*** Data ***

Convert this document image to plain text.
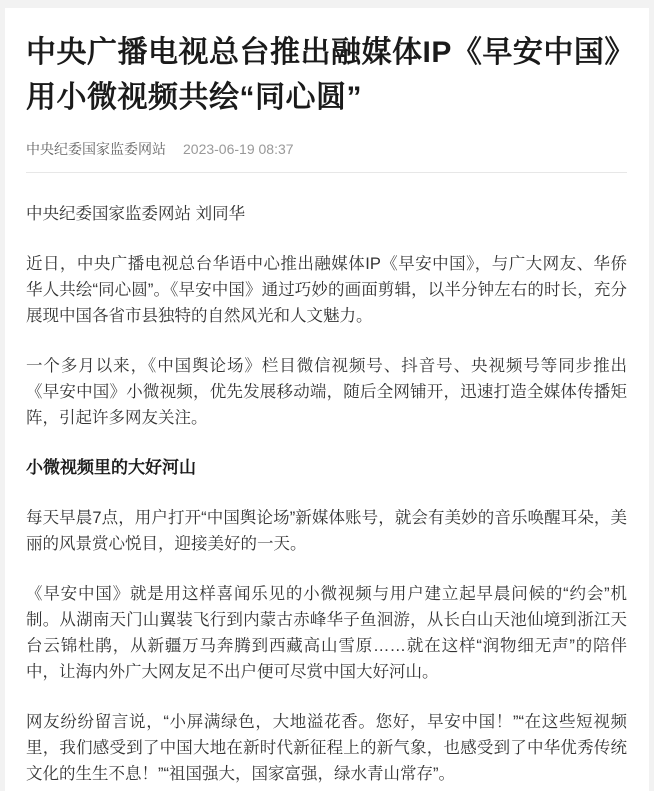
中央广播电视总台推出融媒体IP《早安中国》用小微视频共绘“同心圆”
中央纪委国家监委网站 2023-06-19 08:37

中央纪委国家监委网站 刘同华

近日，中央广播电视总台华语中心推出融媒体IP《早安中国》，与广大网友、华侨华人共绘“同心圆”。《早安中国》通过巧妙的画面剪辑，以半分钟左右的时长，充分展现中国各省市县独特的自然风光和人文魅力。

一个多月以来，《中国舆论场》栏目微信视频号、抖音号、央视频号等同步推出《早安中国》小微视频，优先发展移动端，随后全网铺开，迅速打造全媒体传播矩阵，引起许多网友关注。

小微视频里的大好河山

每天早晨7点，用户打开“中国舆论场”新媒体账号，就会有美妙的音乐唤醒耳朵，美丽的风景赏心悦目，迎接美好的一天。

《早安中国》就是用这样喜闻乐见的小微视频与用户建立起早晨问候的“约会”机制。从湖南天门山翼装飞行到内蒙古赤峰华子鱼洄游，从长白山天池仙境到浙江天台云锦杜鹃，从新疆万马奔腾到西藏高山雪原……就在这样“润物细无声”的陪伴中，让海内外广大网友足不出户便可尽赏中国大好河山。

网友纷纷留言说，“小屏满绿色，大地溢花香。您好，早安中国！”“在这些短视频里，我们感受到了中国大地在新时代新征程上的新气象，也感受到了中华优秀传统文化的生生不息！”“祖国强大，国家富强，绿水青山常存”。
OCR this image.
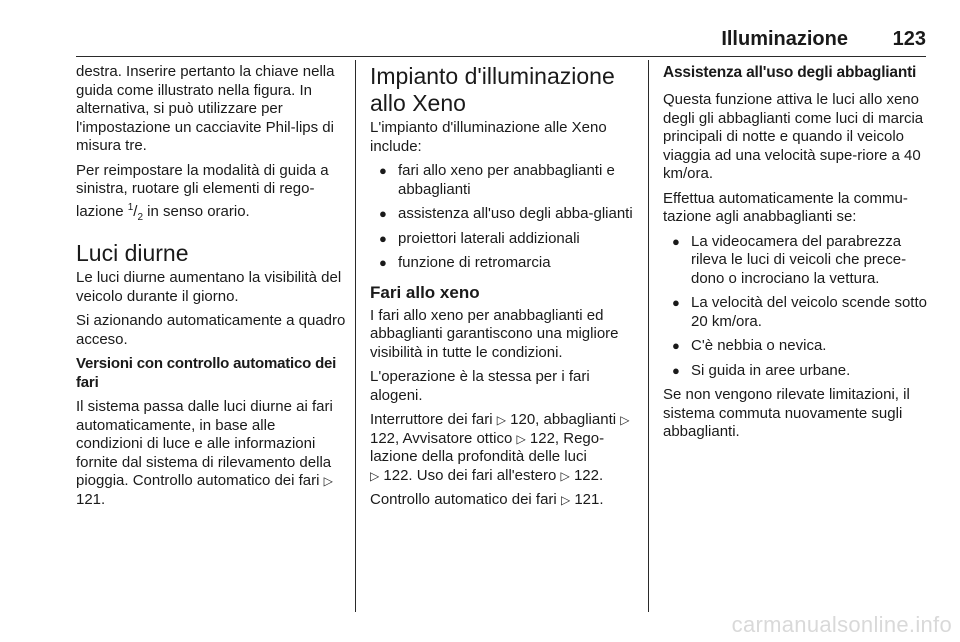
Illuminazione 123

destra. Inserire pertanto la chiave nella guida come illustrato nella figura. In alternativa, si può utilizzare per l'impostazione un cacciavite Phil-lips di misura tre.

Per reimpostare la modalità di guida a sinistra, ruotare gli elementi di rego-lazione $^1/_2$ in senso orario.

Luci diurne

Le luci diurne aumentano la visibilità del veicolo durante il giorno.

Si azionando automaticamente a quadro acceso.

Versioni con controllo automatico dei fari

Il sistema passa dalle luci diurne ai fari automaticamente, in base alle condizioni di luce e alle informazioni fornite dal sistema di rilevamento della pioggia. Controllo automatico dei fari ▷ 121.

Impianto d'illuminazione allo Xeno

L'impianto d'illuminazione alle Xeno include:

● fari allo xeno per anabbaglianti e abbaglianti
● assistenza all'uso degli abba-glianti
● proiettori laterali addizionali
● funzione di retromarcia
Fari allo xeno

I fari allo xeno per anabbaglianti ed abbaglianti garantiscono una migliore visibilità in tutte le condizioni.

L'operazione è la stessa per i fari alogeni.

Interruttore dei fari ▷ 120, abbaglianti ▷ 122, Avvisatore ottico ▷ 122, Rego-lazione della profondità delle luci
▷ 122. Uso dei fari all'estero ▷ 122.

Controllo automatico dei fari ▷ 121.

Assistenza all'uso degli abbaglianti

Questa funzione attiva le luci allo xeno degli gli abbaglianti come luci di marcia principali di notte e quando il veicolo viaggia ad una velocità supe-riore a 40 km/ora.

Effettua automaticamente la commu-tazione agli anabbaglianti se:

● La videocamera del parabrezza rileva le luci di veicoli che prece-dono o incrociano la vettura.
● La velocità del veicolo scende sotto 20 km/ora.
● C'è nebbia o nevica.
● Si guida in aree urbane.

Se non vengono rilevate limitazioni, il sistema commuta nuovamente sugli abbaglianti.

carmanualsonline.info
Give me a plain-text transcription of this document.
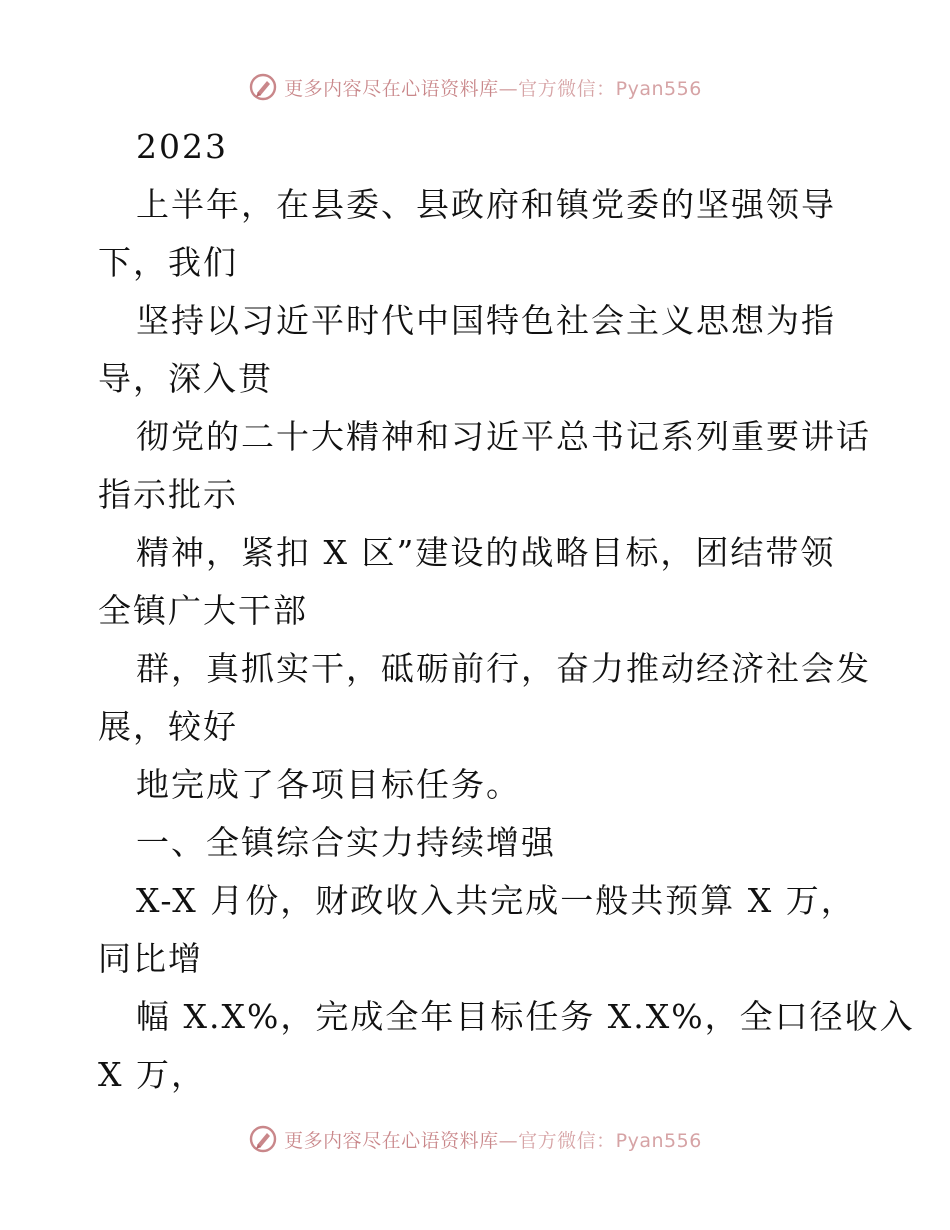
更多内容尽在心语资料库 —官方微信：Pyan556
2023
上半年，在县委、县政府和镇党委的坚强领导
下，我们
坚持以习近平时代中国特色社会主义思想为指
导，深入贯
彻党的二十大精神和习近平总书记系列重要讲话
指示批示
精神，紧扣 X 区”建设的战略目标，团结带领
全镇广大干部
群，真抓实干，砥砺前行，奋力推动经济社会发
展，较好
地完成了各项目标任务。
一、全镇综合实力持续增强
X-X 月份，财政收入共完成一般共预算 X 万，
同比增
幅 X.X%，完成全年目标任务 X.X%，全口径收入
X 万，
更多内容尽在心语资料库 —官方微信：Pyan556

***

_What you need to do_
Reproduce all entries without any change, and omit the pictures.

_Task output_
Convert this document image to plain text.
中央广播电视总台推出融媒体IP《早安中国》用小微视频共绘“同心圆”
中央纪委国家监委网站 2023-06-19 08:37

中央纪委国家监委网站 刘同华

近日，中央广播电视总台华语中心推出融媒体IP《早安中国》，与广大网友、华侨华人共绘“同心圆”。《早安中国》通过巧妙的画面剪辑，以半分钟左右的时长，充分展现中国各省市县独特的自然风光和人文魅力。

一个多月以来，《中国舆论场》栏目微信视频号、抖音号、央视频号等同步推出《早安中国》小微视频，优先发展移动端，随后全网铺开，迅速打造全媒体传播矩阵，引起许多网友关注。

小微视频里的大好河山

每天早晨7点，用户打开“中国舆论场”新媒体账号，就会有美妙的音乐唤醒耳朵，美丽的风景赏心悦目，迎接美好的一天。

《早安中国》就是用这样喜闻乐见的小微视频与用户建立起早晨问候的“约会”机制。从湖南天门山翼装飞行到内蒙古赤峰华子鱼洄游，从长白山天池仙境到浙江天台云锦杜鹃，从新疆万马奔腾到西藏高山雪原……就在这样“润物细无声”的陪伴中，让海内外广大网友足不出户便可尽赏中国大好河山。

网友纷纷留言说，“小屏满绿色，大地溢花香。您好，早安中国！”“在这些短视频里，我们感受到了中国大地在新时代新征程上的新气象，也感受到了中华优秀传统文化的生生不息！”“祖国强大，国家富强，绿水青山常存”。
OCR this image.
Illuminazione 123

destra. Inserire pertanto la chiave nella guida come illustrato nella figura. In alternativa, si può utilizzare per l'impostazione un cacciavite Phil-lips di misura tre.

Per reimpostare la modalità di guida a sinistra, ruotare gli elementi di rego-lazione $^1/_2$ in senso orario.

Luci diurne

Le luci diurne aumentano la visibilità del veicolo durante il giorno.

Si azionando automaticamente a quadro acceso.

Versioni con controllo automatico dei fari

Il sistema passa dalle luci diurne ai fari automaticamente, in base alle condizioni di luce e alle informazioni fornite dal sistema di rilevamento della pioggia. Controllo automatico dei fari ▷ 121.

Impianto d'illuminazione allo Xeno

L'impianto d'illuminazione alle Xeno include:

● fari allo xeno per anabbaglianti e abbaglianti
● assistenza all'uso degli abba-glianti
● proiettori laterali addizionali
● funzione di retromarcia
Fari allo xeno

I fari allo xeno per anabbaglianti ed abbaglianti garantiscono una migliore visibilità in tutte le condizioni.

L'operazione è la stessa per i fari alogeni.

Interruttore dei fari ▷ 120, abbaglianti ▷ 122, Avvisatore ottico ▷ 122, Rego-lazione della profondità delle luci
▷ 122. Uso dei fari all'estero ▷ 122.

Controllo automatico dei fari ▷ 121.

Assistenza all'uso degli abbaglianti

Questa funzione attiva le luci allo xeno degli gli abbaglianti come luci di marcia principali di notte e quando il veicolo viaggia ad una velocità supe-riore a 40 km/ora.

Effettua automaticamente la commu-tazione agli anabbaglianti se:

● La videocamera del parabrezza rileva le luci di veicoli che prece-dono o incrociano la vettura.
● La velocità del veicolo scende sotto 20 km/ora.
● C'è nebbia o nevica.
● Si guida in aree urbane.

Se non vengono rilevate limitazioni, il sistema commuta nuovamente sugli abbaglianti.

carmanualsonline.info
Give me a plain-text transcription of this document.
更多内容尽在心语资料库 —官方微信：Pyan556
2023
上半年，在县委、县政府和镇党委的坚强领导
下，我们
坚持以习近平时代中国特色社会主义思想为指
导，深入贯
彻党的二十大精神和习近平总书记系列重要讲话
指示批示
精神，紧扣 X 区”建设的战略目标，团结带领
全镇广大干部
群，真抓实干，砥砺前行，奋力推动经济社会发
展，较好
地完成了各项目标任务。
一、全镇综合实力持续增强
X-X 月份，财政收入共完成一般共预算 X 万，
同比增
幅 X.X%，完成全年目标任务 X.X%，全口径收入
X 万，
更多内容尽在心语资料库 —官方微信：Pyan556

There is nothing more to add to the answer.